_Available records_.

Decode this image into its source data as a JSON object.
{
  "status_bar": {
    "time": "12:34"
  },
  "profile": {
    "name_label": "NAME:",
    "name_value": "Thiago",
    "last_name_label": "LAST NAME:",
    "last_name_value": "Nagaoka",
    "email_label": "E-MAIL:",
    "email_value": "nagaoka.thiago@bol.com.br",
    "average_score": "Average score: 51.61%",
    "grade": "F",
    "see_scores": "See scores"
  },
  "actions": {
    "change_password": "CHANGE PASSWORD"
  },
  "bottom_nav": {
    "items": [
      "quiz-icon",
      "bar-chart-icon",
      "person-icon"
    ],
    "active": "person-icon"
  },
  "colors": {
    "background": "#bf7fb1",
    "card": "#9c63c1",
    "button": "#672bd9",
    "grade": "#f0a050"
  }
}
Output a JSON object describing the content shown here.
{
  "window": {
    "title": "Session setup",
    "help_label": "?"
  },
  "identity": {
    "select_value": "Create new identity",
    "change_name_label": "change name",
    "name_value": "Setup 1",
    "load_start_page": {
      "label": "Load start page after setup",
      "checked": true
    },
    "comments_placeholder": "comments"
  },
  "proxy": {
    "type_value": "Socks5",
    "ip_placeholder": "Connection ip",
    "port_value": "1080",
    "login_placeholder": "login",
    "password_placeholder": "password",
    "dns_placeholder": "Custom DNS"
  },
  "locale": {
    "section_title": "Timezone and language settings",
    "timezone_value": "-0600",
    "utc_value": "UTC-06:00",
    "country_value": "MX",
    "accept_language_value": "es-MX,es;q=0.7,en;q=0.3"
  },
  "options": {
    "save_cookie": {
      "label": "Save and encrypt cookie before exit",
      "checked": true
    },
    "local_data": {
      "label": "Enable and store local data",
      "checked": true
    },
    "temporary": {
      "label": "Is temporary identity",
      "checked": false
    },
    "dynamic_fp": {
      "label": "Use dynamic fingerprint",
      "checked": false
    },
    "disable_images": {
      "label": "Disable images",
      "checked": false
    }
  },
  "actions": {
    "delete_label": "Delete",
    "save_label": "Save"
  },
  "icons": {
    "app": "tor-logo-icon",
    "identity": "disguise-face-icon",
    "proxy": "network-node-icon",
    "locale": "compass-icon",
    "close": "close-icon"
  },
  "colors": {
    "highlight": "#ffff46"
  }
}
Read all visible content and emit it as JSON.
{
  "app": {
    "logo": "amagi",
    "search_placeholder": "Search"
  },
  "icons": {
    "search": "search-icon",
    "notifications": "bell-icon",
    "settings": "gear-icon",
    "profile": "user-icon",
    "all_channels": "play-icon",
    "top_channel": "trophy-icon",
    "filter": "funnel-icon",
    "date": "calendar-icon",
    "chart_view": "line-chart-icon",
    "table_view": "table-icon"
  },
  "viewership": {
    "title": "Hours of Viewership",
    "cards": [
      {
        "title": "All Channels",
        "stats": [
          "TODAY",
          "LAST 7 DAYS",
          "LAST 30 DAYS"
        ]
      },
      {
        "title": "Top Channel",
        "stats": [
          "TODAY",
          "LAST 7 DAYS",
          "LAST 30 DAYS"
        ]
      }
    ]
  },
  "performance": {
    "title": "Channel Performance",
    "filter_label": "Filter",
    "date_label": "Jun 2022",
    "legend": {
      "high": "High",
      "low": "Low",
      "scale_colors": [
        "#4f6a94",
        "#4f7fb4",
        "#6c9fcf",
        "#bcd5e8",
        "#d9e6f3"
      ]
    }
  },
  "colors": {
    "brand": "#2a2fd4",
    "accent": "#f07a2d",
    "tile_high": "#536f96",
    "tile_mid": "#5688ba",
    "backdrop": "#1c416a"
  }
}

_Aim_. From the records above, please extract every line and repeat it exactly.

_Answer below_.
Decode this image into its source data as a JSON object.
{
  "status_bar": {
    "time": "12:34"
  },
  "profile": {
    "name_label": "NAME:",
    "name_value": "Thiago",
    "last_name_label": "LAST NAME:",
    "last_name_value": "Nagaoka",
    "email_label": "E-MAIL:",
    "email_value": "nagaoka.thiago@bol.com.br",
    "average_score": "Average score: 51.61%",
    "grade": "F",
    "see_scores": "See scores"
  },
  "actions": {
    "change_password": "CHANGE PASSWORD"
  },
  "bottom_nav": {
    "items": [
      "quiz-icon",
      "bar-chart-icon",
      "person-icon"
    ],
    "active": "person-icon"
  },
  "colors": {
    "background": "#bf7fb1",
    "card": "#9c63c1",
    "button": "#672bd9",
    "grade": "#f0a050"
  }
}
Output a JSON object describing the content shown here.
{
  "window": {
    "title": "Session setup",
    "help_label": "?"
  },
  "identity": {
    "select_value": "Create new identity",
    "change_name_label": "change name",
    "name_value": "Setup 1",
    "load_start_page": {
      "label": "Load start page after setup",
      "checked": true
    },
    "comments_placeholder": "comments"
  },
  "proxy": {
    "type_value": "Socks5",
    "ip_placeholder": "Connection ip",
    "port_value": "1080",
    "login_placeholder": "login",
    "password_placeholder": "password",
    "dns_placeholder": "Custom DNS"
  },
  "locale": {
    "section_title": "Timezone and language settings",
    "timezone_value": "-0600",
    "utc_value": "UTC-06:00",
    "country_value": "MX",
    "accept_language_value": "es-MX,es;q=0.7,en;q=0.3"
  },
  "options": {
    "save_cookie": {
      "label": "Save and encrypt cookie before exit",
      "checked": true
    },
    "local_data": {
      "label": "Enable and store local data",
      "checked": true
    },
    "temporary": {
      "label": "Is temporary identity",
      "checked": false
    },
    "dynamic_fp": {
      "label": "Use dynamic fingerprint",
      "checked": false
    },
    "disable_images": {
      "label": "Disable images",
      "checked": false
    }
  },
  "actions": {
    "delete_label": "Delete",
    "save_label": "Save"
  },
  "icons": {
    "app": "tor-logo-icon",
    "identity": "disguise-face-icon",
    "proxy": "network-node-icon",
    "locale": "compass-icon",
    "close": "close-icon"
  },
  "colors": {
    "highlight": "#ffff46"
  }
}
Read all visible content and emit it as JSON.
{
  "app": {
    "logo": "amagi",
    "search_placeholder": "Search"
  },
  "icons": {
    "search": "search-icon",
    "notifications": "bell-icon",
    "settings": "gear-icon",
    "profile": "user-icon",
    "all_channels": "play-icon",
    "top_channel": "trophy-icon",
    "filter": "funnel-icon",
    "date": "calendar-icon",
    "chart_view": "line-chart-icon",
    "table_view": "table-icon"
  },
  "viewership": {
    "title": "Hours of Viewership",
    "cards": [
      {
        "title": "All Channels",
        "stats": [
          "TODAY",
          "LAST 7 DAYS",
          "LAST 30 DAYS"
        ]
      },
      {
        "title": "Top Channel",
        "stats": [
          "TODAY",
          "LAST 7 DAYS",
          "LAST 30 DAYS"
        ]
      }
    ]
  },
  "performance": {
    "title": "Channel Performance",
    "filter_label": "Filter",
    "date_label": "Jun 2022",
    "legend": {
      "high": "High",
      "low": "Low",
      "scale_colors": [
        "#4f6a94",
        "#4f7fb4",
        "#6c9fcf",
        "#bcd5e8",
        "#d9e6f3"
      ]
    }
  },
  "colors": {
    "brand": "#2a2fd4",
    "accent": "#f07a2d",
    "tile_high": "#536f96",
    "tile_mid": "#5688ba",
    "backdrop": "#1c416a"
  }
}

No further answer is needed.